Count the lines in the data below that contain the string "total". Give only the number.

(Element location data)
..........
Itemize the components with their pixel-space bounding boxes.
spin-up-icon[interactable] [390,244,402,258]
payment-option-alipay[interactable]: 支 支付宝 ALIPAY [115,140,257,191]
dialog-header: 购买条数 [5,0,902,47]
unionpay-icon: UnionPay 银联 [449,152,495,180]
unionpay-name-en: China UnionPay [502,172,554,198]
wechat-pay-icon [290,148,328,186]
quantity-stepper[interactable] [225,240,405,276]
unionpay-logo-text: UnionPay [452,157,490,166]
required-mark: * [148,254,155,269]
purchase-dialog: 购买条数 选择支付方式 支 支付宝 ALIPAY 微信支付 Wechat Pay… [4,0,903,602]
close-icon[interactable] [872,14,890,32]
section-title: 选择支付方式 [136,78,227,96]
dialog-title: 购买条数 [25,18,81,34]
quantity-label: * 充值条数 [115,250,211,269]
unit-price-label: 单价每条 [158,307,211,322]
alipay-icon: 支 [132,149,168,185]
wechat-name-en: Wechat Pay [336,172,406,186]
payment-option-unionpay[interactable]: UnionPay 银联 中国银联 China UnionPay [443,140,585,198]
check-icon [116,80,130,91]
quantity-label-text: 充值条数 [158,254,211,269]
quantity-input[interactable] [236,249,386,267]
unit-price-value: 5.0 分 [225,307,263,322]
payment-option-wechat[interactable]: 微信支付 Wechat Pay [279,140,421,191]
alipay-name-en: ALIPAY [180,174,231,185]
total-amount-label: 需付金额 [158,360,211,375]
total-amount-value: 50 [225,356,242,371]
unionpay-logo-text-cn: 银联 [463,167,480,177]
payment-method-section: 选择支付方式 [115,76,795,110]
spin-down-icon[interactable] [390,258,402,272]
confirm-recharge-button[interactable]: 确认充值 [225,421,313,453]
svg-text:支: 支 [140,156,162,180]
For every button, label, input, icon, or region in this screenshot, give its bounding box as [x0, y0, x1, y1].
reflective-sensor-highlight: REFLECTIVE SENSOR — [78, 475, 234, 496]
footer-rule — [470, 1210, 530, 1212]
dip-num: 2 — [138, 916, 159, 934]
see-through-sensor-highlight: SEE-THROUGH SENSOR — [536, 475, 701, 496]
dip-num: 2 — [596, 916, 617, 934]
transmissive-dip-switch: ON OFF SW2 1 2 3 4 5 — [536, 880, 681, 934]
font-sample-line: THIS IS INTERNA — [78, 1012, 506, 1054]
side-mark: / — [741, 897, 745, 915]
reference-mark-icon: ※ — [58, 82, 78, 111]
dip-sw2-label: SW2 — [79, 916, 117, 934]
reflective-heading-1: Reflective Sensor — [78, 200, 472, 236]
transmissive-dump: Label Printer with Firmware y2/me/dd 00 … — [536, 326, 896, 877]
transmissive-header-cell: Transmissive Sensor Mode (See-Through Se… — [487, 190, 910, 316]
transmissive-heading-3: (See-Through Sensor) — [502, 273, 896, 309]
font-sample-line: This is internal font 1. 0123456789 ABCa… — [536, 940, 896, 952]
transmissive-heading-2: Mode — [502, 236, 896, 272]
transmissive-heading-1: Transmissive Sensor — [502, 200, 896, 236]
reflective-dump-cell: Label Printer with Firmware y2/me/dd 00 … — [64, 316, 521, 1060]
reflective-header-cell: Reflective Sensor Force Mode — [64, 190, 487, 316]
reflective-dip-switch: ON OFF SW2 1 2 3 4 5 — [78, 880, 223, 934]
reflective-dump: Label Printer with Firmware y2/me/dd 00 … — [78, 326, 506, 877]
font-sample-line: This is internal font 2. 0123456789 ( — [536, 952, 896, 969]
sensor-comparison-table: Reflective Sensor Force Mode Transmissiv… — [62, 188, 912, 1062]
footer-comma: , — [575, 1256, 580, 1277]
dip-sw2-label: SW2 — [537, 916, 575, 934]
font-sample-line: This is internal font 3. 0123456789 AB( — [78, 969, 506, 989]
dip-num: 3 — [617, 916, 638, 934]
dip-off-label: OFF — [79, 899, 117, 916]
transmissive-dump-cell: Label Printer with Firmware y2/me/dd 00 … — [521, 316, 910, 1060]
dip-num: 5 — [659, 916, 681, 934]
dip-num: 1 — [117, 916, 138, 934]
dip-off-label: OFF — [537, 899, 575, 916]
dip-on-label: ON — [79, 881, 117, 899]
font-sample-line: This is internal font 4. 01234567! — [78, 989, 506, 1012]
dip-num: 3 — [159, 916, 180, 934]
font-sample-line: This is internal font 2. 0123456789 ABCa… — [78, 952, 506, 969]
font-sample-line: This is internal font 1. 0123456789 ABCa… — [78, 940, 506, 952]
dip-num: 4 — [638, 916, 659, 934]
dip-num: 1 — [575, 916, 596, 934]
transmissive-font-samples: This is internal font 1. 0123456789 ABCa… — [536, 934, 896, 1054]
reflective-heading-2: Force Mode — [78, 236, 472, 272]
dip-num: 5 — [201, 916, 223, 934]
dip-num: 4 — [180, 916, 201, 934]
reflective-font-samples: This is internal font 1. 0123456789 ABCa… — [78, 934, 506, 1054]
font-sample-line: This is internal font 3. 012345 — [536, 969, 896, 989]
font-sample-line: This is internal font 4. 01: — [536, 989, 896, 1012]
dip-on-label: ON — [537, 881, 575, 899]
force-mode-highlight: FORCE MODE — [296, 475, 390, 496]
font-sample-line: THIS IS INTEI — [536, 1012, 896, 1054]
..........
### Task response
2